- **Work to be completed**:
Reproduce the following records line for line, without altering anything.

- **Items**:
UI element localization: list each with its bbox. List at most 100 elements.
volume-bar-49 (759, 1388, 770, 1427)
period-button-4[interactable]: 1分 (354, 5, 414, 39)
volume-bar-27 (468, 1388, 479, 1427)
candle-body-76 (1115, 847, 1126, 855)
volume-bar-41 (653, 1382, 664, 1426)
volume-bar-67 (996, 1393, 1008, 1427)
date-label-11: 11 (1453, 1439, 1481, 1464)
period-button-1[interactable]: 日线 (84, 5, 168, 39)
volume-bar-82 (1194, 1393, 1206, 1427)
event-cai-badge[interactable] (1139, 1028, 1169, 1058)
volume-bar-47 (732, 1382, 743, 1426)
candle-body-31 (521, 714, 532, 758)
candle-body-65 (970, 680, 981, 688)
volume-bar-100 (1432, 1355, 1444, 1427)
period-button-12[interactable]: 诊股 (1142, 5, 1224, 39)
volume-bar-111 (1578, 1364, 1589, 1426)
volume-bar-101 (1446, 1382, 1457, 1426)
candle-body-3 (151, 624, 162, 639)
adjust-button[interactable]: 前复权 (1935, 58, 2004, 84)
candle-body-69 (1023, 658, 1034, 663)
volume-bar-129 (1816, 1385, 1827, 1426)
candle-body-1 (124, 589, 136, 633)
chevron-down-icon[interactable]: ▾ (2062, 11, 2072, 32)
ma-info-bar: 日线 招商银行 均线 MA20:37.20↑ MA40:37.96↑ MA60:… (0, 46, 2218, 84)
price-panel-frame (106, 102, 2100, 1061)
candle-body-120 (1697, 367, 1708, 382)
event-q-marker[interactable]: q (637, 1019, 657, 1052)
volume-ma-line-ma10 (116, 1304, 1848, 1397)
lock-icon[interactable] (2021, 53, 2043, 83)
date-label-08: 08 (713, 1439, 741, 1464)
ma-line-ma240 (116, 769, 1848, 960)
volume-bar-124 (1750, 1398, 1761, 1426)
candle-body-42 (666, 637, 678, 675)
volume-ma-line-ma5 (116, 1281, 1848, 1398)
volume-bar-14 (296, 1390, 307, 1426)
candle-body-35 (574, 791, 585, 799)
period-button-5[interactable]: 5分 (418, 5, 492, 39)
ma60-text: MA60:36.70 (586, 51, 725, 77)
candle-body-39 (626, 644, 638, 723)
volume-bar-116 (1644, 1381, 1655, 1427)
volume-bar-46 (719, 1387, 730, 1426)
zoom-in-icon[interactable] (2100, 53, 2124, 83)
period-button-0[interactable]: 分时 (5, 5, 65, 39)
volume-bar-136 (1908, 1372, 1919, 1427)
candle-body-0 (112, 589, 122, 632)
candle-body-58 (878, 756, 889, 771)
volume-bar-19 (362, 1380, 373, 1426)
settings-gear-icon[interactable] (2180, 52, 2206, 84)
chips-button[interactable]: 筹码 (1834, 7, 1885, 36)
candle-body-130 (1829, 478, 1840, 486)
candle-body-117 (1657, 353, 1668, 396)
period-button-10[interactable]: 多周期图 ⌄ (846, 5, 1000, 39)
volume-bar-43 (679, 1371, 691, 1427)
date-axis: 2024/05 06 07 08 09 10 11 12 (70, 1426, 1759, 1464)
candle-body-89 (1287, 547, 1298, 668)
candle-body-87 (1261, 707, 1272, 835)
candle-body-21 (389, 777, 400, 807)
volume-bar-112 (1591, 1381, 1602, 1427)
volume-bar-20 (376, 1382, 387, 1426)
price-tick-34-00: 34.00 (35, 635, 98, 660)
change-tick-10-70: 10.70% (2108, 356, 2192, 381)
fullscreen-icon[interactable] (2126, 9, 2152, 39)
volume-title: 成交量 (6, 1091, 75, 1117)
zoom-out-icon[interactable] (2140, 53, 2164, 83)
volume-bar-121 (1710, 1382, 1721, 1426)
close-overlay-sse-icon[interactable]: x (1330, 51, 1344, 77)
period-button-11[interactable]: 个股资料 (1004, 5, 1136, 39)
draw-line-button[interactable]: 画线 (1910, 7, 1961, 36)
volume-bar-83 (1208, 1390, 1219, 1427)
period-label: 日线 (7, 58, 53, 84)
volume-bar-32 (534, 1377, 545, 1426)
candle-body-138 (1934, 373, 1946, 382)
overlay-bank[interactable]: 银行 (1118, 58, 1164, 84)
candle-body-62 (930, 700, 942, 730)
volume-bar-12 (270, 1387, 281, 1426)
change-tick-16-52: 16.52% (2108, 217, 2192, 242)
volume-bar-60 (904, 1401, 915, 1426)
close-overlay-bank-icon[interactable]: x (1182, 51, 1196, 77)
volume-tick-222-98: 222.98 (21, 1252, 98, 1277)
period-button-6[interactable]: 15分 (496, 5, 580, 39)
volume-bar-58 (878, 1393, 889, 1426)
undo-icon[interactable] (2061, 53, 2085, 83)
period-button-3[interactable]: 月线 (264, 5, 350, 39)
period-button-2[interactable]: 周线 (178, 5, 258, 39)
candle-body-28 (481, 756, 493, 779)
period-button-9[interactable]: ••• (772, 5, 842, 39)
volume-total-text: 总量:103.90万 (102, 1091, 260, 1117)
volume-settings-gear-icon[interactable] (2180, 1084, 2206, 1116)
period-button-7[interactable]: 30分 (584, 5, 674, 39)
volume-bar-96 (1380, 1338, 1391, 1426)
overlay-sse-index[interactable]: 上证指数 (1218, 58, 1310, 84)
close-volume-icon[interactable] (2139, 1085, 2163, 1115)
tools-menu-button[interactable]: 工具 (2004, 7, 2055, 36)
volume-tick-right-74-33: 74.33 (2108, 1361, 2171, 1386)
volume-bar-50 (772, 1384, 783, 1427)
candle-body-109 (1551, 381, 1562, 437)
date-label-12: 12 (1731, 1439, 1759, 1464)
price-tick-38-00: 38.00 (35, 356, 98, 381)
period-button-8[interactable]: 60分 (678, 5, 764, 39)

- **Expected answer**:
UI element localization: list each with its bbox. List at most 100 elements.
volume-bar-49 (759, 1388, 770, 1427)
period-button-4[interactable]: 1分 (354, 5, 414, 39)
volume-bar-27 (468, 1388, 479, 1427)
candle-body-76 (1115, 847, 1126, 855)
volume-bar-41 (653, 1382, 664, 1426)
volume-bar-67 (996, 1393, 1008, 1427)
date-label-11: 11 (1453, 1439, 1481, 1464)
period-button-1[interactable]: 日线 (84, 5, 168, 39)
volume-bar-82 (1194, 1393, 1206, 1427)
event-cai-badge[interactable] (1139, 1028, 1169, 1058)
volume-bar-47 (732, 1382, 743, 1426)
candle-body-31 (521, 714, 532, 758)
candle-body-65 (970, 680, 981, 688)
volume-bar-100 (1432, 1355, 1444, 1427)
period-button-12[interactable]: 诊股 (1142, 5, 1224, 39)
volume-bar-111 (1578, 1364, 1589, 1426)
volume-bar-101 (1446, 1382, 1457, 1426)
candle-body-3 (151, 624, 162, 639)
adjust-button[interactable]: 前复权 (1935, 58, 2004, 84)
candle-body-69 (1023, 658, 1034, 663)
volume-bar-129 (1816, 1385, 1827, 1426)
candle-body-1 (124, 589, 136, 633)
chevron-down-icon[interactable]: ▾ (2062, 11, 2072, 32)
ma-info-bar: 日线 招商银行 均线 MA20:37.20↑ MA40:37.96↑ MA60:… (0, 46, 2218, 84)
price-panel-frame (106, 102, 2100, 1061)
candle-body-120 (1697, 367, 1708, 382)
event-q-marker[interactable]: q (637, 1019, 657, 1052)
volume-ma-line-ma10 (116, 1304, 1848, 1397)
lock-icon[interactable] (2021, 53, 2043, 83)
date-label-08: 08 (713, 1439, 741, 1464)
ma-line-ma240 (116, 769, 1848, 960)
volume-bar-124 (1750, 1398, 1761, 1426)
candle-body-42 (666, 637, 678, 675)
volume-ma-line-ma5 (116, 1281, 1848, 1398)
volume-bar-14 (296, 1390, 307, 1426)
candle-body-35 (574, 791, 585, 799)
period-button-5[interactable]: 5分 (418, 5, 492, 39)
ma60-text: MA60:36.70 (586, 51, 725, 77)
candle-body-39 (626, 644, 638, 723)
volume-bar-116 (1644, 1381, 1655, 1427)
volume-bar-46 (719, 1387, 730, 1426)
zoom-in-icon[interactable] (2100, 53, 2124, 83)
period-button-0[interactable]: 分时 (5, 5, 65, 39)
volume-bar-136 (1908, 1372, 1919, 1427)
candle-body-0 (112, 589, 122, 632)
candle-body-58 (878, 756, 889, 771)
volume-bar-19 (362, 1380, 373, 1426)
settings-gear-icon[interactable] (2180, 52, 2206, 84)
chips-button[interactable]: 筹码 (1834, 7, 1885, 36)
candle-body-130 (1829, 478, 1840, 486)
candle-body-117 (1657, 353, 1668, 396)
period-button-10[interactable]: 多周期图 ⌄ (846, 5, 1000, 39)
volume-bar-43 (679, 1371, 691, 1427)
date-axis: 2024/05 06 07 08 09 10 11 12 (70, 1426, 1759, 1464)
candle-body-89 (1287, 547, 1298, 668)
candle-body-87 (1261, 707, 1272, 835)
candle-body-21 (389, 777, 400, 807)
volume-bar-112 (1591, 1381, 1602, 1427)
volume-bar-20 (376, 1382, 387, 1426)
price-tick-34-00: 34.00 (35, 635, 98, 660)
change-tick-10-70: 10.70% (2108, 356, 2192, 381)
fullscreen-icon[interactable] (2126, 9, 2152, 39)
volume-title: 成交量 (6, 1091, 75, 1117)
zoom-out-icon[interactable] (2140, 53, 2164, 83)
volume-bar-121 (1710, 1382, 1721, 1426)
close-overlay-sse-icon[interactable]: x (1330, 51, 1344, 77)
period-button-11[interactable]: 个股资料 (1004, 5, 1136, 39)
draw-line-button[interactable]: 画线 (1910, 7, 1961, 36)
volume-bar-83 (1208, 1390, 1219, 1427)
period-label: 日线 (7, 58, 53, 84)
volume-bar-32 (534, 1377, 545, 1426)
candle-body-138 (1934, 373, 1946, 382)
overlay-bank[interactable]: 银行 (1118, 58, 1164, 84)
candle-body-62 (930, 700, 942, 730)
volume-bar-12 (270, 1387, 281, 1426)
change-tick-16-52: 16.52% (2108, 217, 2192, 242)
volume-bar-60 (904, 1401, 915, 1426)
close-overlay-bank-icon[interactable]: x (1182, 51, 1196, 77)
volume-tick-222-98: 222.98 (21, 1252, 98, 1277)
period-button-6[interactable]: 15分 (496, 5, 580, 39)
volume-bar-58 (878, 1393, 889, 1426)
undo-icon[interactable] (2061, 53, 2085, 83)
period-button-3[interactable]: 月线 (264, 5, 350, 39)
period-button-2[interactable]: 周线 (178, 5, 258, 39)
candle-body-28 (481, 756, 493, 779)
period-button-9[interactable]: ••• (772, 5, 842, 39)
volume-total-text: 总量:103.90万 (102, 1091, 260, 1117)
volume-settings-gear-icon[interactable] (2180, 1084, 2206, 1116)
period-button-7[interactable]: 30分 (584, 5, 674, 39)
volume-bar-96 (1380, 1338, 1391, 1426)
overlay-sse-index[interactable]: 上证指数 (1218, 58, 1310, 84)
close-volume-icon[interactable] (2139, 1085, 2163, 1115)
tools-menu-button[interactable]: 工具 (2004, 7, 2055, 36)
volume-tick-right-74-33: 74.33 (2108, 1361, 2171, 1386)
volume-bar-50 (772, 1384, 783, 1427)
candle-body-109 (1551, 381, 1562, 437)
date-label-12: 12 (1731, 1439, 1759, 1464)
price-tick-38-00: 38.00 (35, 356, 98, 381)
period-button-8[interactable]: 60分 (678, 5, 764, 39)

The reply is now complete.